PROBLEM REQUIREMENTS
Read the records below and copy each line that contains "manual".

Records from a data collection
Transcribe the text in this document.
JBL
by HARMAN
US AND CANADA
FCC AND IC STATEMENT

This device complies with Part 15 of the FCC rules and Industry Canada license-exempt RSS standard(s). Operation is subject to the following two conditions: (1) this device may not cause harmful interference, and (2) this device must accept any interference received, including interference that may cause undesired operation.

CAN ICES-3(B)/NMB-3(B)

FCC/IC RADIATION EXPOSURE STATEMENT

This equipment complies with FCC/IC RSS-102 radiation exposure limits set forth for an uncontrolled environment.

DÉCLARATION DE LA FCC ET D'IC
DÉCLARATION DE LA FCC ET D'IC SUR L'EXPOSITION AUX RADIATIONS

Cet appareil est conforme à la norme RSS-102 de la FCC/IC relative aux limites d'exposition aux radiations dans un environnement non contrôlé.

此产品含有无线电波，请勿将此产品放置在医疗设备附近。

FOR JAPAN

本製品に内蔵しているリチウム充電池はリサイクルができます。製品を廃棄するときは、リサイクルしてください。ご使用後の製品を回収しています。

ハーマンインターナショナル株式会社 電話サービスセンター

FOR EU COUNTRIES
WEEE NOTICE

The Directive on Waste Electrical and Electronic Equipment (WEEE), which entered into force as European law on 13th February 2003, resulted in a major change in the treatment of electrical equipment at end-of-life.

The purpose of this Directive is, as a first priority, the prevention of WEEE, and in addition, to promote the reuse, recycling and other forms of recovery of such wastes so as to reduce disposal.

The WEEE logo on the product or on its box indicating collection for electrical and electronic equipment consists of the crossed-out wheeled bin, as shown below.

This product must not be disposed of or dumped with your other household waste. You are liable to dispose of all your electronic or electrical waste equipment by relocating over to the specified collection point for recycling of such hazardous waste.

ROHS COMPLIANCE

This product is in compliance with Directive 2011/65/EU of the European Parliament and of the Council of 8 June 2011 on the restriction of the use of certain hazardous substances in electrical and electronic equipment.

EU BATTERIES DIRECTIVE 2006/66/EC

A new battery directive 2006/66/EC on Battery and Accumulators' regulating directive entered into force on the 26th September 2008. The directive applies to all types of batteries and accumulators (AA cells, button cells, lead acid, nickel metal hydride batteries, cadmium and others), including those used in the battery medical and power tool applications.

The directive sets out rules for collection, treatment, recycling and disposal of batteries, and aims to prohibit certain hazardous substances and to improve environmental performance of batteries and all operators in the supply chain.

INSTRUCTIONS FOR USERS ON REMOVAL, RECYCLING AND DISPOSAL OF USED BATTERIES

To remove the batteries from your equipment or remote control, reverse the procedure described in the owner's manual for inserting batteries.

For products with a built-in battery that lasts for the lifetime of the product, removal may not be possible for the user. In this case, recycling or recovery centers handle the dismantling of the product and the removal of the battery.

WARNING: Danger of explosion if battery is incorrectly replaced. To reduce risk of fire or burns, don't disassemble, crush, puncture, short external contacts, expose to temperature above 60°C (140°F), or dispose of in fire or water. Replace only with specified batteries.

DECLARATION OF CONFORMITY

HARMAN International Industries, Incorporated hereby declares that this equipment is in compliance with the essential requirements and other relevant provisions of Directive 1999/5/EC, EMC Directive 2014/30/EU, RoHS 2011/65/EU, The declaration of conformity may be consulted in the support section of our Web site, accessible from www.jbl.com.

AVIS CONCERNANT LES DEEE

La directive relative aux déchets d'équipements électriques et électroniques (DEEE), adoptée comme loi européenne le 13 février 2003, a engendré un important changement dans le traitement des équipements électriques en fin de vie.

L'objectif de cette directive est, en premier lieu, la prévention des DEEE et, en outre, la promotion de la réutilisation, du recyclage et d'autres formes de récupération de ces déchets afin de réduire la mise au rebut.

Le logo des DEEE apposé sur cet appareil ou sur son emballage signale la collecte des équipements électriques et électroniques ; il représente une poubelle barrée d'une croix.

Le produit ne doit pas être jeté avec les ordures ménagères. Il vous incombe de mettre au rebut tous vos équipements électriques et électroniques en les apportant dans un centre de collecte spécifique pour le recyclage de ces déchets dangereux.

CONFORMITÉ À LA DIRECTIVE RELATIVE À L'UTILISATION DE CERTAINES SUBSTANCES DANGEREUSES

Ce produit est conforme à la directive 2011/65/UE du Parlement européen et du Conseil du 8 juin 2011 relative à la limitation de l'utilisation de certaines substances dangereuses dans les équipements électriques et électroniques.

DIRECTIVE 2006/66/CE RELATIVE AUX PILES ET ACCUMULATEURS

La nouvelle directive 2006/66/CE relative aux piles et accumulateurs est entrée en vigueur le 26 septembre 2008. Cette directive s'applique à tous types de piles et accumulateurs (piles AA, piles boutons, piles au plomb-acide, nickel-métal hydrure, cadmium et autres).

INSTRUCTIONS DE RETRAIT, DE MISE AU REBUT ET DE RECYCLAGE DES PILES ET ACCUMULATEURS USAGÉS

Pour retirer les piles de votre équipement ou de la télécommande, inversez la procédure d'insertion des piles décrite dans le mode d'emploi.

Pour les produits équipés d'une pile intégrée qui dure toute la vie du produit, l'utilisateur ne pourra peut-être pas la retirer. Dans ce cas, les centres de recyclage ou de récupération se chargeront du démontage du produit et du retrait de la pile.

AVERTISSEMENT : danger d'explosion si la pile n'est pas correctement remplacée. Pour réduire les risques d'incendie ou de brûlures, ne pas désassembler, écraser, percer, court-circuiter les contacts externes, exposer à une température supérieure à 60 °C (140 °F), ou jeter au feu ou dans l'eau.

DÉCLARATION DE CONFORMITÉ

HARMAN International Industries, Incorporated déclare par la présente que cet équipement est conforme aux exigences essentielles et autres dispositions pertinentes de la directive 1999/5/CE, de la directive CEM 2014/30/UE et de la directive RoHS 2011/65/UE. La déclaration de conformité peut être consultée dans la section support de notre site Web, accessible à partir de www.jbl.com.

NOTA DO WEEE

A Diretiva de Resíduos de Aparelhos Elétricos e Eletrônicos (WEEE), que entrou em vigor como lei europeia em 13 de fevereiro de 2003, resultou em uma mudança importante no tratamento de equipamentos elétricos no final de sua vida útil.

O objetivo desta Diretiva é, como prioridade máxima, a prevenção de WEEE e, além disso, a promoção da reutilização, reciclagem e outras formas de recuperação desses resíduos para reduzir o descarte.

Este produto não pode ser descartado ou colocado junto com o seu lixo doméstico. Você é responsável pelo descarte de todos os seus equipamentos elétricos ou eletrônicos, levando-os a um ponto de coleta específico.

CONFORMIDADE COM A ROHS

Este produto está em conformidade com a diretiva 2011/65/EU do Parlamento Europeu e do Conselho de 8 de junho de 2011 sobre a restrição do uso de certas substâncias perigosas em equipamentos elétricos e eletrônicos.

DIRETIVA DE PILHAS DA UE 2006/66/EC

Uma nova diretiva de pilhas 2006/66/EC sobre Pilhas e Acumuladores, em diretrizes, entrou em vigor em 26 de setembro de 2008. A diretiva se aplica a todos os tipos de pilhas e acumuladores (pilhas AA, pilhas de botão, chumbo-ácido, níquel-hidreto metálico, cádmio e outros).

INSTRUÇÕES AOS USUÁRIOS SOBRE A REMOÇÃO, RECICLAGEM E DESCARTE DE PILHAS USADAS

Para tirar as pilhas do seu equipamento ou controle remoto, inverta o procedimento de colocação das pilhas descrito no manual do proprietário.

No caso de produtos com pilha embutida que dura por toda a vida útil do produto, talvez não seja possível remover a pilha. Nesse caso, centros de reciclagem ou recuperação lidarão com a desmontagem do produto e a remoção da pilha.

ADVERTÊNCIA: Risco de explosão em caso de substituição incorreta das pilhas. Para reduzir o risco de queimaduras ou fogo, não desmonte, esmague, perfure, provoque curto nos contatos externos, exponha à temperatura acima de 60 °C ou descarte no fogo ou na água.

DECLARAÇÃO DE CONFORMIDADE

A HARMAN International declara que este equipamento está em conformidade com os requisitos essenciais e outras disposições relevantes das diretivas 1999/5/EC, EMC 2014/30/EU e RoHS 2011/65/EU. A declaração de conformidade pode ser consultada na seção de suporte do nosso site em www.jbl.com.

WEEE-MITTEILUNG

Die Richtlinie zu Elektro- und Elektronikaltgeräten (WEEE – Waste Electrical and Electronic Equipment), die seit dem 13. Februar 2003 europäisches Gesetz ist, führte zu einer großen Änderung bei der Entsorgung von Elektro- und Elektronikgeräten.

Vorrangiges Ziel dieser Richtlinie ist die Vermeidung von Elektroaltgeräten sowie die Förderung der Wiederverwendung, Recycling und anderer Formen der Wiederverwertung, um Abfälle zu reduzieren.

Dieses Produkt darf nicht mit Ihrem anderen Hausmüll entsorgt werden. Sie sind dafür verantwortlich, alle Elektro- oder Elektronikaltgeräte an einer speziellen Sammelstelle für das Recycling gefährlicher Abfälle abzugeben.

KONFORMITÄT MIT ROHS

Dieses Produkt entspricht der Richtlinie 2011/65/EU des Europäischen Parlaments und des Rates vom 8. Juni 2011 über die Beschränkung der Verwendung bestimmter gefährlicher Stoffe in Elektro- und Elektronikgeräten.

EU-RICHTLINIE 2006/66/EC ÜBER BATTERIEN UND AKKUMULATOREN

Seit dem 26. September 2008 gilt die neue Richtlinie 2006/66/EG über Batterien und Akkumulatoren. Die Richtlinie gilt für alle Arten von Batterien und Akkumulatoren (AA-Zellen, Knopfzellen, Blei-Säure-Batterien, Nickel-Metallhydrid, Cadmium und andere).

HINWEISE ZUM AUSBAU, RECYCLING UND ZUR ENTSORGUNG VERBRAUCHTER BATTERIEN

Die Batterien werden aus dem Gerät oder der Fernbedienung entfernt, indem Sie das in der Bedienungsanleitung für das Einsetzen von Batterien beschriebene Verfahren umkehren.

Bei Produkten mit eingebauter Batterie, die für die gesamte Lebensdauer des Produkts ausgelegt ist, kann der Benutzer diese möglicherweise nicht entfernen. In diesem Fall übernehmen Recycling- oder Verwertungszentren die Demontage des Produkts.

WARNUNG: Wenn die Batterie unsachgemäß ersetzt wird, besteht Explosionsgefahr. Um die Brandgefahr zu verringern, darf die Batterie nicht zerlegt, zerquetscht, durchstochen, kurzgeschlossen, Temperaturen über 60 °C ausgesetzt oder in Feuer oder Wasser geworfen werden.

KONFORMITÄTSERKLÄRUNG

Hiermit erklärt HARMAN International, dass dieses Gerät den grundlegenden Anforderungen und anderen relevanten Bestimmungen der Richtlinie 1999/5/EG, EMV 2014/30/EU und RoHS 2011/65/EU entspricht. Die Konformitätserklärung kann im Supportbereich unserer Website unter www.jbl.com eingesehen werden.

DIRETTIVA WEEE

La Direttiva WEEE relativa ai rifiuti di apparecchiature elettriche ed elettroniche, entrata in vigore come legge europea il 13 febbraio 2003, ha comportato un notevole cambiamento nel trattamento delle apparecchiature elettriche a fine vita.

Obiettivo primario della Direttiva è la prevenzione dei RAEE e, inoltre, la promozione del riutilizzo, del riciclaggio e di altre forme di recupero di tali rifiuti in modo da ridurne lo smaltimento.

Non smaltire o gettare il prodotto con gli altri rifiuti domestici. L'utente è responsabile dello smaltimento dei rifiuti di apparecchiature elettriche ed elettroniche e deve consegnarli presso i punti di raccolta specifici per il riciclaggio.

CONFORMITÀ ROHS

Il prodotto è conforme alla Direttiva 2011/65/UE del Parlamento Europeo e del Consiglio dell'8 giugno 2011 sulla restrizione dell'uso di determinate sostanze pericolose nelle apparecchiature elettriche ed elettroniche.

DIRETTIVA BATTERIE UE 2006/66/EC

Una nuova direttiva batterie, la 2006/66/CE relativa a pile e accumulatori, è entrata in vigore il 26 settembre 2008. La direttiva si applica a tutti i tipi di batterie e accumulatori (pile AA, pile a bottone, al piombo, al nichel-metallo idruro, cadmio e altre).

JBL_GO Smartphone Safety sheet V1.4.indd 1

ANSWER BELOW
To remove the batteries from your equipment or remote control, reverse the procedure described in the owner's manual for inserting batteries.
Para tirar as pilhas do seu equipamento ou controle remoto, inverta o procedimento de colocação das pilhas descrito no manual do proprietário.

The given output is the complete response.